EXERCISE INSTRUCTIONS: Every entry must be echoed exactly.

RAW DATA:
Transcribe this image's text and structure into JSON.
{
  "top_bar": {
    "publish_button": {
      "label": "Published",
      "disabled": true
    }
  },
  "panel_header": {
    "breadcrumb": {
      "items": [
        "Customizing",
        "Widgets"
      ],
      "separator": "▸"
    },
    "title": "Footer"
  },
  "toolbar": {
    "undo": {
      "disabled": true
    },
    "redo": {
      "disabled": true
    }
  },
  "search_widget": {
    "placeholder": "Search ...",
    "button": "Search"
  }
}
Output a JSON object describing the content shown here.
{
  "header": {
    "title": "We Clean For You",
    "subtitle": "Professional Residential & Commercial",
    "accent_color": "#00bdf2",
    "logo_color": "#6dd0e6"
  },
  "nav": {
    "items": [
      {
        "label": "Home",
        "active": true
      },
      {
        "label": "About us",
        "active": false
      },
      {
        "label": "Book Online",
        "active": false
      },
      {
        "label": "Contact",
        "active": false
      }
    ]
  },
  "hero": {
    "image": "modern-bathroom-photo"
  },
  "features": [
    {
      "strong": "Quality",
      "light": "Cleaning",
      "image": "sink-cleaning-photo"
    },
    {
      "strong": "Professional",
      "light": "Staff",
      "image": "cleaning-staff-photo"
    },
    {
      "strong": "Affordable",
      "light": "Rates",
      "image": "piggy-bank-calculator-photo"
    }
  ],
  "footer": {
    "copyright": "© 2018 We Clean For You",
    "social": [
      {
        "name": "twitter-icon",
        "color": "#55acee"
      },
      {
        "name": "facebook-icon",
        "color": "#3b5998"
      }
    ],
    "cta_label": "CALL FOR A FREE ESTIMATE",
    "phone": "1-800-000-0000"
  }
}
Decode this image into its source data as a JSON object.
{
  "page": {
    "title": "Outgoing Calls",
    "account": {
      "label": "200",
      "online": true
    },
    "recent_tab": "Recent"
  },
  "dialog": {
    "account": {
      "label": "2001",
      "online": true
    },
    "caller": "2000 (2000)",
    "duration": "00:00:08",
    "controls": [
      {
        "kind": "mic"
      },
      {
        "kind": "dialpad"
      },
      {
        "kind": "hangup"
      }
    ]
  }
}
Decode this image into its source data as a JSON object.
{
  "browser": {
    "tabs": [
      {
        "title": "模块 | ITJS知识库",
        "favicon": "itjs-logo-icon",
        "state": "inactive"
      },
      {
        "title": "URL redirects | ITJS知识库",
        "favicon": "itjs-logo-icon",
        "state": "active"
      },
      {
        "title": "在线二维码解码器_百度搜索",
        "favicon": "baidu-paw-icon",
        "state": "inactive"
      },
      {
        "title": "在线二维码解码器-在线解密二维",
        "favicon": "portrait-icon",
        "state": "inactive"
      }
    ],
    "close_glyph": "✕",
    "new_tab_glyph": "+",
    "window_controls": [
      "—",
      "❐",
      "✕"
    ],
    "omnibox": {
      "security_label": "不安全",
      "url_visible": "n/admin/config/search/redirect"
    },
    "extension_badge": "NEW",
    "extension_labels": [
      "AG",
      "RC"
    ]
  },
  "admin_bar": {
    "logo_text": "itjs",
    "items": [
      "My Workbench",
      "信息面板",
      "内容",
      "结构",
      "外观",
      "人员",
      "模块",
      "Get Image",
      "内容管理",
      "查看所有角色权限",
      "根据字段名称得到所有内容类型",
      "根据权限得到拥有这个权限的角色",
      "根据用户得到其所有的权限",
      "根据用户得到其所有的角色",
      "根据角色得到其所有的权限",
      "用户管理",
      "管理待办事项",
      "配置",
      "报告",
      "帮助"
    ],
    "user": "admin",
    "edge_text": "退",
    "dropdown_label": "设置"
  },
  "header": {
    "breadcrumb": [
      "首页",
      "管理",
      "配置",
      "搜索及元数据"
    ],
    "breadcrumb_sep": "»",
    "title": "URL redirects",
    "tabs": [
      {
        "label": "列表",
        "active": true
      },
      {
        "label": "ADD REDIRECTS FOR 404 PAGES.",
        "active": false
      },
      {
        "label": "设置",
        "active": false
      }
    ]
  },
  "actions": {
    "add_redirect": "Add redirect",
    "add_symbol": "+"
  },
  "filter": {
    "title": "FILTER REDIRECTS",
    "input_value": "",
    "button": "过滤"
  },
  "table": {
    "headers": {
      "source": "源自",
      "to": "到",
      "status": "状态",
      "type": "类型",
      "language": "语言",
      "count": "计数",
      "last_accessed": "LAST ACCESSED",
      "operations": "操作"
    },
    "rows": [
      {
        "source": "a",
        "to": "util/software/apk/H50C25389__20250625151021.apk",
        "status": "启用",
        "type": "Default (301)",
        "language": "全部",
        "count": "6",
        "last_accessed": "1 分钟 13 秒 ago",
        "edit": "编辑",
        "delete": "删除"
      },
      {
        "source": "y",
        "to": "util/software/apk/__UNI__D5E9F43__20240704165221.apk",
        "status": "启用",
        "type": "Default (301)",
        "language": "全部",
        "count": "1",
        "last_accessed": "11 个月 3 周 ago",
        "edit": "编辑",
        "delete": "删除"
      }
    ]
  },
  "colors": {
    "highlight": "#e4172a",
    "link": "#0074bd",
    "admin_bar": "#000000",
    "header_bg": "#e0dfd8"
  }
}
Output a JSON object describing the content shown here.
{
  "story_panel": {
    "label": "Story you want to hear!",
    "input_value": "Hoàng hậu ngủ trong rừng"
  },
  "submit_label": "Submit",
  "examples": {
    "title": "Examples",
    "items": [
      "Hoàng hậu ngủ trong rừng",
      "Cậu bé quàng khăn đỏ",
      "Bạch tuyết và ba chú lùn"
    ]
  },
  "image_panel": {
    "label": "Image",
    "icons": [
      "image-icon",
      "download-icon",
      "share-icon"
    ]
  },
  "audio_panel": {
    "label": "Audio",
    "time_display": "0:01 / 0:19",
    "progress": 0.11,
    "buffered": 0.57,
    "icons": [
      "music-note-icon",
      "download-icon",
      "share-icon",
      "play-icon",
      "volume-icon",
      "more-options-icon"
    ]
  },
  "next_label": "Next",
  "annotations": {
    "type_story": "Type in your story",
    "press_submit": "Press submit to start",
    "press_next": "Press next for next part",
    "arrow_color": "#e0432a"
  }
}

RESULT OF THE EXERCISE:
Transcribe this image's text and structure into JSON.
{
  "top_bar": {
    "publish_button": {
      "label": "Published",
      "disabled": true
    }
  },
  "panel_header": {
    "breadcrumb": {
      "items": [
        "Customizing",
        "Widgets"
      ],
      "separator": "▸"
    },
    "title": "Footer"
  },
  "toolbar": {
    "undo": {
      "disabled": true
    },
    "redo": {
      "disabled": true
    }
  },
  "search_widget": {
    "placeholder": "Search ...",
    "button": "Search"
  }
}
Output a JSON object describing the content shown here.
{
  "header": {
    "title": "We Clean For You",
    "subtitle": "Professional Residential & Commercial",
    "accent_color": "#00bdf2",
    "logo_color": "#6dd0e6"
  },
  "nav": {
    "items": [
      {
        "label": "Home",
        "active": true
      },
      {
        "label": "About us",
        "active": false
      },
      {
        "label": "Book Online",
        "active": false
      },
      {
        "label": "Contact",
        "active": false
      }
    ]
  },
  "hero": {
    "image": "modern-bathroom-photo"
  },
  "features": [
    {
      "strong": "Quality",
      "light": "Cleaning",
      "image": "sink-cleaning-photo"
    },
    {
      "strong": "Professional",
      "light": "Staff",
      "image": "cleaning-staff-photo"
    },
    {
      "strong": "Affordable",
      "light": "Rates",
      "image": "piggy-bank-calculator-photo"
    }
  ],
  "footer": {
    "copyright": "© 2018 We Clean For You",
    "social": [
      {
        "name": "twitter-icon",
        "color": "#55acee"
      },
      {
        "name": "facebook-icon",
        "color": "#3b5998"
      }
    ],
    "cta_label": "CALL FOR A FREE ESTIMATE",
    "phone": "1-800-000-0000"
  }
}
Decode this image into its source data as a JSON object.
{
  "page": {
    "title": "Outgoing Calls",
    "account": {
      "label": "200",
      "online": true
    },
    "recent_tab": "Recent"
  },
  "dialog": {
    "account": {
      "label": "2001",
      "online": true
    },
    "caller": "2000 (2000)",
    "duration": "00:00:08",
    "controls": [
      {
        "kind": "mic"
      },
      {
        "kind": "dialpad"
      },
      {
        "kind": "hangup"
      }
    ]
  }
}
Decode this image into its source data as a JSON object.
{
  "browser": {
    "tabs": [
      {
        "title": "模块 | ITJS知识库",
        "favicon": "itjs-logo-icon",
        "state": "inactive"
      },
      {
        "title": "URL redirects | ITJS知识库",
        "favicon": "itjs-logo-icon",
        "state": "active"
      },
      {
        "title": "在线二维码解码器_百度搜索",
        "favicon": "baidu-paw-icon",
        "state": "inactive"
      },
      {
        "title": "在线二维码解码器-在线解密二维",
        "favicon": "portrait-icon",
        "state": "inactive"
      }
    ],
    "close_glyph": "✕",
    "new_tab_glyph": "+",
    "window_controls": [
      "—",
      "❐",
      "✕"
    ],
    "omnibox": {
      "security_label": "不安全",
      "url_visible": "n/admin/config/search/redirect"
    },
    "extension_badge": "NEW",
    "extension_labels": [
      "AG",
      "RC"
    ]
  },
  "admin_bar": {
    "logo_text": "itjs",
    "items": [
      "My Workbench",
      "信息面板",
      "内容",
      "结构",
      "外观",
      "人员",
      "模块",
      "Get Image",
      "内容管理",
      "查看所有角色权限",
      "根据字段名称得到所有内容类型",
      "根据权限得到拥有这个权限的角色",
      "根据用户得到其所有的权限",
      "根据用户得到其所有的角色",
      "根据角色得到其所有的权限",
      "用户管理",
      "管理待办事项",
      "配置",
      "报告",
      "帮助"
    ],
    "user": "admin",
    "edge_text": "退",
    "dropdown_label": "设置"
  },
  "header": {
    "breadcrumb": [
      "首页",
      "管理",
      "配置",
      "搜索及元数据"
    ],
    "breadcrumb_sep": "»",
    "title": "URL redirects",
    "tabs": [
      {
        "label": "列表",
        "active": true
      },
      {
        "label": "ADD REDIRECTS FOR 404 PAGES.",
        "active": false
      },
      {
        "label": "设置",
        "active": false
      }
    ]
  },
  "actions": {
    "add_redirect": "Add redirect",
    "add_symbol": "+"
  },
  "filter": {
    "title": "FILTER REDIRECTS",
    "input_value": "",
    "button": "过滤"
  },
  "table": {
    "headers": {
      "source": "源自",
      "to": "到",
      "status": "状态",
      "type": "类型",
      "language": "语言",
      "count": "计数",
      "last_accessed": "LAST ACCESSED",
      "operations": "操作"
    },
    "rows": [
      {
        "source": "a",
        "to": "util/software/apk/H50C25389__20250625151021.apk",
        "status": "启用",
        "type": "Default (301)",
        "language": "全部",
        "count": "6",
        "last_accessed": "1 分钟 13 秒 ago",
        "edit": "编辑",
        "delete": "删除"
      },
      {
        "source": "y",
        "to": "util/software/apk/__UNI__D5E9F43__20240704165221.apk",
        "status": "启用",
        "type": "Default (301)",
        "language": "全部",
        "count": "1",
        "last_accessed": "11 个月 3 周 ago",
        "edit": "编辑",
        "delete": "删除"
      }
    ]
  },
  "colors": {
    "highlight": "#e4172a",
    "link": "#0074bd",
    "admin_bar": "#000000",
    "header_bg": "#e0dfd8"
  }
}
Output a JSON object describing the content shown here.
{
  "story_panel": {
    "label": "Story you want to hear!",
    "input_value": "Hoàng hậu ngủ trong rừng"
  },
  "submit_label": "Submit",
  "examples": {
    "title": "Examples",
    "items": [
      "Hoàng hậu ngủ trong rừng",
      "Cậu bé quàng khăn đỏ",
      "Bạch tuyết và ba chú lùn"
    ]
  },
  "image_panel": {
    "label": "Image",
    "icons": [
      "image-icon",
      "download-icon",
      "share-icon"
    ]
  },
  "audio_panel": {
    "label": "Audio",
    "time_display": "0:01 / 0:19",
    "progress": 0.11,
    "buffered": 0.57,
    "icons": [
      "music-note-icon",
      "download-icon",
      "share-icon",
      "play-icon",
      "volume-icon",
      "more-options-icon"
    ]
  },
  "next_label": "Next",
  "annotations": {
    "type_story": "Type in your story",
    "press_submit": "Press submit to start",
    "press_next": "Press next for next part",
    "arrow_color": "#e0432a"
  }
}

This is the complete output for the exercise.